**YOUR GOAL**.
Below is some material; transcribe all of it exactly.

# # # # #

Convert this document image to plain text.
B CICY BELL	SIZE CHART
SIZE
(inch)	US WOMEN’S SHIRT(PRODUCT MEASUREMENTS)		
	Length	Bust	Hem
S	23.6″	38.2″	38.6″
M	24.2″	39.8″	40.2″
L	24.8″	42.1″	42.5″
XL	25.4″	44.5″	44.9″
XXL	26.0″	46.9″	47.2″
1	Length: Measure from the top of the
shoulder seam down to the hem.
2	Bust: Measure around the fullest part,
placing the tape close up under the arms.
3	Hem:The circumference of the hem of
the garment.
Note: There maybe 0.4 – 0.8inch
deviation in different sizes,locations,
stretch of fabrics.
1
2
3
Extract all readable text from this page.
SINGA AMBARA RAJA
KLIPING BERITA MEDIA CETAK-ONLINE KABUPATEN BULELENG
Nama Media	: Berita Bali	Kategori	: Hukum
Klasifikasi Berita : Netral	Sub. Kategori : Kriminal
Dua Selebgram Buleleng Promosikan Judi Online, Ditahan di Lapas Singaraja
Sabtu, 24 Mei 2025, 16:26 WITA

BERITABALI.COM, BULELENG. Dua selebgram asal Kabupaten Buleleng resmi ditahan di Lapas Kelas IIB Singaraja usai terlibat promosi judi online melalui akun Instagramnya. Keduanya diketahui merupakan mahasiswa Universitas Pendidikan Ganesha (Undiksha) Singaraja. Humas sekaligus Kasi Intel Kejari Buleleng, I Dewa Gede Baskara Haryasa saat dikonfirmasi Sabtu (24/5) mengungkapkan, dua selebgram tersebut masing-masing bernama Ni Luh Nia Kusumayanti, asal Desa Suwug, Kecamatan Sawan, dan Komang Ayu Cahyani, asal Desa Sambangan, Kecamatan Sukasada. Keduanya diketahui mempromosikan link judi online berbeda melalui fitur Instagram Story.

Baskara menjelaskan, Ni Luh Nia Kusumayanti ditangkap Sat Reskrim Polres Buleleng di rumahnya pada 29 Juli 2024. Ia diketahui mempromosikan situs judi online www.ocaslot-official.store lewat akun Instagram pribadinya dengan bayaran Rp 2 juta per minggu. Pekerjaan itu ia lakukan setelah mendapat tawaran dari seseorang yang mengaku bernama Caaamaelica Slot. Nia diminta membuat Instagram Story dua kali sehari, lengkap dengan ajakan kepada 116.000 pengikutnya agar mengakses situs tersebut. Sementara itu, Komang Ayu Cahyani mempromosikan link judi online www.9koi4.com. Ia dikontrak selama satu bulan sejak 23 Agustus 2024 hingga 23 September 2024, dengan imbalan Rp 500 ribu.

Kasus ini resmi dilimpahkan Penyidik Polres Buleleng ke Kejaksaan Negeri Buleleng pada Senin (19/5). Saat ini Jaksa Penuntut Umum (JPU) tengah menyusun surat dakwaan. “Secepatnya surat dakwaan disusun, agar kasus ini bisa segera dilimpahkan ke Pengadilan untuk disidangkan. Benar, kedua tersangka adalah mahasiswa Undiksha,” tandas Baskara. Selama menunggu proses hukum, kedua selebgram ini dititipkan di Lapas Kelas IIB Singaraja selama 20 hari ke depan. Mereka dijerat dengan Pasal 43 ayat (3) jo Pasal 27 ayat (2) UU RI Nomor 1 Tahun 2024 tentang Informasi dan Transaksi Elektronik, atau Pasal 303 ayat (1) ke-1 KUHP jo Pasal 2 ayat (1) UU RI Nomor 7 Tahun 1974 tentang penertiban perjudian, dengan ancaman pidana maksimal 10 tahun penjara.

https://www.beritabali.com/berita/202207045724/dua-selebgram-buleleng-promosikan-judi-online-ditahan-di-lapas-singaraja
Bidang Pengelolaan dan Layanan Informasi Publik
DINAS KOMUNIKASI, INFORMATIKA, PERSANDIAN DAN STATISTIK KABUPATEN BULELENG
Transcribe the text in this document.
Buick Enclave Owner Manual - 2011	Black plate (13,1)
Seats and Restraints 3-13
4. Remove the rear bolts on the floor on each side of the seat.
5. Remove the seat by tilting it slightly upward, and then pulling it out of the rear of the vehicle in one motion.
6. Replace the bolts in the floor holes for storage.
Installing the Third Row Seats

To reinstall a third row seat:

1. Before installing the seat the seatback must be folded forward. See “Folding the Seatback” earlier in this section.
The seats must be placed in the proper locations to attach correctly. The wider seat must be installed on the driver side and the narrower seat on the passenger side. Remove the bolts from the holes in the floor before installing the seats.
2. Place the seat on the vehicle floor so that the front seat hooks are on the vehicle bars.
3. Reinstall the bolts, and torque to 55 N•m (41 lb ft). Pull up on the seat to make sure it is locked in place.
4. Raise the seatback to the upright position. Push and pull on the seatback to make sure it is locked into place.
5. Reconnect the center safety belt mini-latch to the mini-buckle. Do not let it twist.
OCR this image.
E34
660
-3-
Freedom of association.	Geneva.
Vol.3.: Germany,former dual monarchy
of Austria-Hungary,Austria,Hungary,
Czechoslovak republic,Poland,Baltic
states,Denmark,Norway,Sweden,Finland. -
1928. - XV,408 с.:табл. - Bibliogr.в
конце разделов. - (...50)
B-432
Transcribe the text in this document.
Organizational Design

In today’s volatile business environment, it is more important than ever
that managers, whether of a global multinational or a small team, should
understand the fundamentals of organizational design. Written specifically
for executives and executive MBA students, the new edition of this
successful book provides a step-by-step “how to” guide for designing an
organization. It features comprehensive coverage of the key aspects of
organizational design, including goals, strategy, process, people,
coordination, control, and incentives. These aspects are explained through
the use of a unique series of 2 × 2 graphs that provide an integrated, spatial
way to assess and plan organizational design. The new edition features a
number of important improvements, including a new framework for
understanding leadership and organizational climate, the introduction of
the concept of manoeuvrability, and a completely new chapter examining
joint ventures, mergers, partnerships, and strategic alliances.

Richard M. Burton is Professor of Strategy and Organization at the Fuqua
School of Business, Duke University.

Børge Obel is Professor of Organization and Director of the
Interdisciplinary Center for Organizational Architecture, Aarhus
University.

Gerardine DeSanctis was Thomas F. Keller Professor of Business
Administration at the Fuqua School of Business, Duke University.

# # # # #

**SOLUTION TO THIS PROBLEM**.
Convert this document image to plain text.
B CICY BELL	SIZE CHART
SIZE
(inch)	US WOMEN’S SHIRT(PRODUCT MEASUREMENTS)		
	Length	Bust	Hem
S	23.6″	38.2″	38.6″
M	24.2″	39.8″	40.2″
L	24.8″	42.1″	42.5″
XL	25.4″	44.5″	44.9″
XXL	26.0″	46.9″	47.2″
1	Length: Measure from the top of the
shoulder seam down to the hem.
2	Bust: Measure around the fullest part,
placing the tape close up under the arms.
3	Hem:The circumference of the hem of
the garment.
Note: There maybe 0.4 – 0.8inch
deviation in different sizes,locations,
stretch of fabrics.
1
2
3
Extract all readable text from this page.
SINGA AMBARA RAJA
KLIPING BERITA MEDIA CETAK-ONLINE KABUPATEN BULELENG
Nama Media	: Berita Bali	Kategori	: Hukum
Klasifikasi Berita : Netral	Sub. Kategori : Kriminal
Dua Selebgram Buleleng Promosikan Judi Online, Ditahan di Lapas Singaraja
Sabtu, 24 Mei 2025, 16:26 WITA

BERITABALI.COM, BULELENG. Dua selebgram asal Kabupaten Buleleng resmi ditahan di Lapas Kelas IIB Singaraja usai terlibat promosi judi online melalui akun Instagramnya. Keduanya diketahui merupakan mahasiswa Universitas Pendidikan Ganesha (Undiksha) Singaraja. Humas sekaligus Kasi Intel Kejari Buleleng, I Dewa Gede Baskara Haryasa saat dikonfirmasi Sabtu (24/5) mengungkapkan, dua selebgram tersebut masing-masing bernama Ni Luh Nia Kusumayanti, asal Desa Suwug, Kecamatan Sawan, dan Komang Ayu Cahyani, asal Desa Sambangan, Kecamatan Sukasada. Keduanya diketahui mempromosikan link judi online berbeda melalui fitur Instagram Story.

Baskara menjelaskan, Ni Luh Nia Kusumayanti ditangkap Sat Reskrim Polres Buleleng di rumahnya pada 29 Juli 2024. Ia diketahui mempromosikan situs judi online www.ocaslot-official.store lewat akun Instagram pribadinya dengan bayaran Rp 2 juta per minggu. Pekerjaan itu ia lakukan setelah mendapat tawaran dari seseorang yang mengaku bernama Caaamaelica Slot. Nia diminta membuat Instagram Story dua kali sehari, lengkap dengan ajakan kepada 116.000 pengikutnya agar mengakses situs tersebut. Sementara itu, Komang Ayu Cahyani mempromosikan link judi online www.9koi4.com. Ia dikontrak selama satu bulan sejak 23 Agustus 2024 hingga 23 September 2024, dengan imbalan Rp 500 ribu.

Kasus ini resmi dilimpahkan Penyidik Polres Buleleng ke Kejaksaan Negeri Buleleng pada Senin (19/5). Saat ini Jaksa Penuntut Umum (JPU) tengah menyusun surat dakwaan. “Secepatnya surat dakwaan disusun, agar kasus ini bisa segera dilimpahkan ke Pengadilan untuk disidangkan. Benar, kedua tersangka adalah mahasiswa Undiksha,” tandas Baskara. Selama menunggu proses hukum, kedua selebgram ini dititipkan di Lapas Kelas IIB Singaraja selama 20 hari ke depan. Mereka dijerat dengan Pasal 43 ayat (3) jo Pasal 27 ayat (2) UU RI Nomor 1 Tahun 2024 tentang Informasi dan Transaksi Elektronik, atau Pasal 303 ayat (1) ke-1 KUHP jo Pasal 2 ayat (1) UU RI Nomor 7 Tahun 1974 tentang penertiban perjudian, dengan ancaman pidana maksimal 10 tahun penjara.

https://www.beritabali.com/berita/202207045724/dua-selebgram-buleleng-promosikan-judi-online-ditahan-di-lapas-singaraja
Bidang Pengelolaan dan Layanan Informasi Publik
DINAS KOMUNIKASI, INFORMATIKA, PERSANDIAN DAN STATISTIK KABUPATEN BULELENG
Transcribe the text in this document.
Buick Enclave Owner Manual - 2011	Black plate (13,1)
Seats and Restraints 3-13
4. Remove the rear bolts on the floor on each side of the seat.
5. Remove the seat by tilting it slightly upward, and then pulling it out of the rear of the vehicle in one motion.
6. Replace the bolts in the floor holes for storage.
Installing the Third Row Seats

To reinstall a third row seat:

1. Before installing the seat the seatback must be folded forward. See “Folding the Seatback” earlier in this section.
The seats must be placed in the proper locations to attach correctly. The wider seat must be installed on the driver side and the narrower seat on the passenger side. Remove the bolts from the holes in the floor before installing the seats.
2. Place the seat on the vehicle floor so that the front seat hooks are on the vehicle bars.
3. Reinstall the bolts, and torque to 55 N•m (41 lb ft). Pull up on the seat to make sure it is locked in place.
4. Raise the seatback to the upright position. Push and pull on the seatback to make sure it is locked into place.
5. Reconnect the center safety belt mini-latch to the mini-buckle. Do not let it twist.
OCR this image.
E34
660
-3-
Freedom of association.	Geneva.
Vol.3.: Germany,former dual monarchy
of Austria-Hungary,Austria,Hungary,
Czechoslovak republic,Poland,Baltic
states,Denmark,Norway,Sweden,Finland. -
1928. - XV,408 с.:табл. - Bibliogr.в
конце разделов. - (...50)
B-432
Transcribe the text in this document.
Organizational Design

In today’s volatile business environment, it is more important than ever
that managers, whether of a global multinational or a small team, should
understand the fundamentals of organizational design. Written specifically
for executives and executive MBA students, the new edition of this
successful book provides a step-by-step “how to” guide for designing an
organization. It features comprehensive coverage of the key aspects of
organizational design, including goals, strategy, process, people,
coordination, control, and incentives. These aspects are explained through
the use of a unique series of 2 × 2 graphs that provide an integrated, spatial
way to assess and plan organizational design. The new edition features a
number of important improvements, including a new framework for
understanding leadership and organizational climate, the introduction of
the concept of manoeuvrability, and a completely new chapter examining
joint ventures, mergers, partnerships, and strategic alliances.

Richard M. Burton is Professor of Strategy and Organization at the Fuqua
School of Business, Duke University.

Børge Obel is Professor of Organization and Director of the
Interdisciplinary Center for Organizational Architecture, Aarhus
University.

Gerardine DeSanctis was Thomas F. Keller Professor of Business
Administration at the Fuqua School of Business, Duke University.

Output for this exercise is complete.